■ GOAL ■
Show all lines from the listing below that contain "Football".

Items listed in a dataset:
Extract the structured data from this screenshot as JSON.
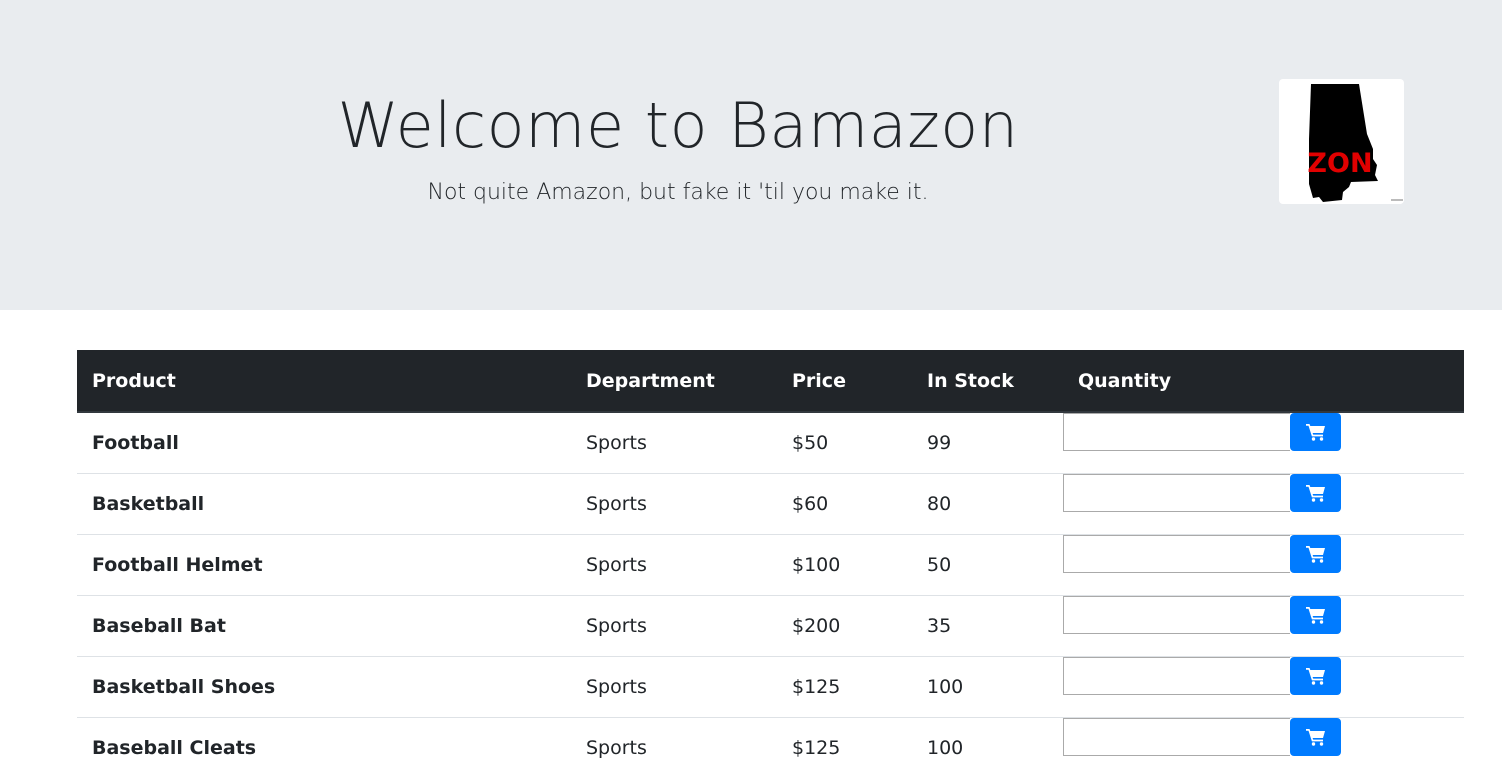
{
  "hero": {
    "title": "Welcome to Bamazon",
    "subtitle": "Not quite Amazon, but fake it 'til you make it.",
    "logo_text": "ZON"
  },
  "table": {
    "headers": [
      "Product",
      "Department",
      "Price",
      "In Stock",
      "Quantity"
    ],
    "rows": [
      {
        "product": "Football",
        "department": "Sports",
        "price": "$50",
        "stock": "99"
      },
      {
        "product": "Basketball",
        "department": "Sports",
        "price": "$60",
        "stock": "80"
      },
      {
        "product": "Football Helmet",
        "department": "Sports",
        "price": "$100",
        "stock": "50"
      },
      {
        "product": "Baseball Bat",
        "department": "Sports",
        "price": "$200",
        "stock": "35"
      },
      {
        "product": "Basketball Shoes",
        "department": "Sports",
        "price": "$125",
        "stock": "100"
      },
      {
        "product": "Baseball Cleats",
        "department": "Sports",
        "price": "$125",
        "stock": "100"
      }
    ],
    "quantity_value": "",
    "cart_icon": "shopping-cart-icon"
  },
  "colors": {
    "header_bg": "#212529",
    "jumbotron_bg": "#e9ecef",
    "button": "#007bff",
    "logo_red": "#e10000"
  }
}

■ WRITTEN REPLY ■
        "product": "Football",
        "product": "Football Helmet",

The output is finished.